- [YOUR INSTRUCTIONS] Retype the stretch of the listing from the line containing "gel-band: [259, 363, 277, 369]" through the line containing "gel-band: [26, 192, 46, 200]", both included.

Element box listing:
##############################

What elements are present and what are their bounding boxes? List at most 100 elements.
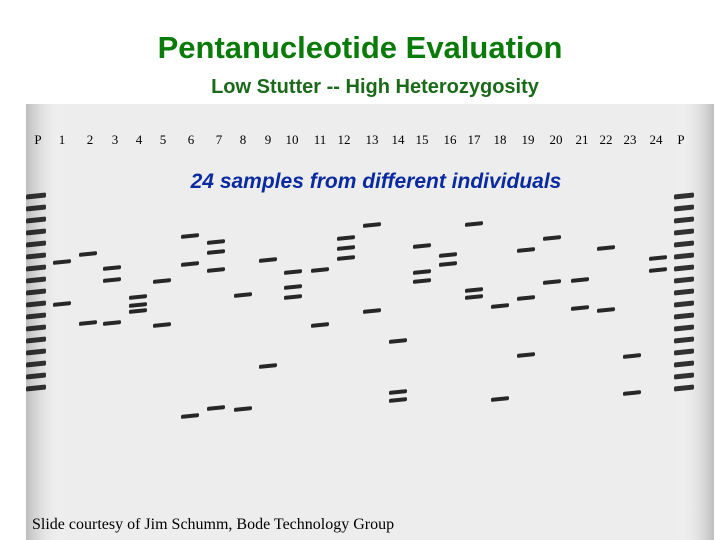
gel-band: [259, 363, 277, 369]
gel-band: [26, 264, 46, 272]
gel-band: [26, 348, 46, 356]
gel-band: [465, 294, 483, 300]
gel-band: [207, 249, 225, 255]
gel-band: [491, 396, 509, 402]
lane-label: 17: [467, 132, 481, 147]
gel-band: [543, 235, 561, 241]
lane-label: 6: [187, 132, 195, 147]
gel-band: [26, 192, 46, 200]
gel-band: [26, 384, 46, 392]
gel-band: [363, 308, 381, 314]
gel-band: [674, 276, 694, 284]
gel-band: [674, 252, 694, 260]
gel-band: [26, 252, 46, 260]
gel-band: [413, 243, 431, 249]
lane-label: 21: [575, 132, 589, 147]
gel-band: [26, 336, 46, 344]
lane-label: 24: [649, 132, 663, 147]
gel-band: [26, 312, 46, 320]
gel-band: [26, 288, 46, 296]
gel-band: [129, 302, 147, 308]
gel-band: [181, 261, 199, 267]
gel-band: [311, 322, 329, 328]
gel-band: [53, 259, 71, 265]
gel-band: [674, 288, 694, 296]
lane-label: 14: [391, 132, 405, 147]
gel-band: [543, 279, 561, 285]
gel-band: [181, 233, 199, 239]
caption: 24 samples from different individuals: [190, 170, 562, 193]
gel-band: [674, 348, 694, 356]
gel-band: [649, 267, 667, 273]
lane-label: 13: [365, 132, 379, 147]
gel-band: [623, 390, 641, 396]
gel-band: [284, 284, 302, 290]
gel-band: [26, 324, 46, 332]
gel-band: [597, 245, 615, 251]
gel-band: [284, 269, 302, 275]
gel-band: [103, 265, 121, 271]
lane-label: 20: [549, 132, 563, 147]
gel-band: [153, 322, 171, 328]
gel-image: [26, 104, 714, 540]
slide-credit: Slide courtesy of Jim Schumm, Bode Techn…: [32, 516, 395, 533]
slide-subtitle: Low Stutter -- High Heterozygosity: [211, 76, 539, 98]
gel-band: [413, 269, 431, 275]
gel-band: [26, 204, 46, 212]
gel-band: [129, 308, 147, 314]
gel-band: [129, 294, 147, 300]
gel-band: [517, 352, 535, 358]
gel-band: [234, 406, 252, 412]
lane-label-row: P 1 2 3 4 5 6 7 8 9 10 11 12 13 14 15 16 17 18 19 20 21 22 23 24…: [0, 132, 720, 152]
lane-label: 2: [86, 132, 94, 147]
gel-band: [674, 216, 694, 224]
gel-band: [284, 294, 302, 300]
lane-label: 5: [159, 132, 167, 147]
gel-band: [79, 251, 97, 257]
gel-band: [465, 221, 483, 227]
gel-band: [389, 397, 407, 403]
lane-label: 8: [239, 132, 247, 147]
gel-band: [26, 216, 46, 224]
lane-label: 10: [285, 132, 299, 147]
lane-label: 1: [58, 132, 66, 147]
gel-band: [674, 372, 694, 380]
gel-band: [674, 324, 694, 332]
gel-band: [26, 300, 46, 308]
gel-band: [491, 303, 509, 309]
gel-band: [674, 264, 694, 272]
gel-band: [79, 320, 97, 326]
lane-label: 3: [111, 132, 119, 147]
gel-band: [26, 360, 46, 368]
gel-band: [26, 240, 46, 248]
gel-band: [259, 257, 277, 263]
gel-band: [517, 247, 535, 253]
gel-band: [207, 267, 225, 273]
lane-label: 12: [337, 132, 351, 147]
gel-band: [207, 239, 225, 245]
gel-band: [571, 277, 589, 283]
lane-label: 11: [313, 132, 327, 147]
gel-band: [234, 292, 252, 298]
gel-band: [674, 228, 694, 236]
lane-label: 4: [135, 132, 143, 147]
lane-label: 9: [264, 132, 272, 147]
lane-label: 19: [521, 132, 535, 147]
slide-title: Pentanucleotide Evaluation: [157, 30, 563, 65]
lane-label: P: [34, 132, 42, 147]
gel-band: [181, 413, 199, 419]
lane-label: 15: [415, 132, 429, 147]
lane-label: 16: [443, 132, 457, 147]
gel-band: [674, 336, 694, 344]
gel-band: [311, 267, 329, 273]
gel-band: [153, 278, 171, 284]
gel-band: [337, 245, 355, 251]
lane-label: 7: [215, 132, 223, 147]
gel-band: [674, 240, 694, 248]
gel-band: [465, 287, 483, 293]
gel-band: [26, 228, 46, 236]
gel-band: [389, 338, 407, 344]
gel-band: [413, 278, 431, 284]
gel-band: [439, 252, 457, 258]
gel-band: [389, 389, 407, 395]
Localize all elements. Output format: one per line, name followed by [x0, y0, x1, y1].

##############################

- [TASK SOLUTION]
gel-band: [259, 363, 277, 369]
gel-band: [26, 264, 46, 272]
gel-band: [26, 348, 46, 356]
gel-band: [465, 294, 483, 300]
gel-band: [207, 249, 225, 255]
gel-band: [491, 396, 509, 402]
lane-label: 17: [467, 132, 481, 147]
gel-band: [543, 235, 561, 241]
lane-label: 6: [187, 132, 195, 147]
gel-band: [26, 192, 46, 200]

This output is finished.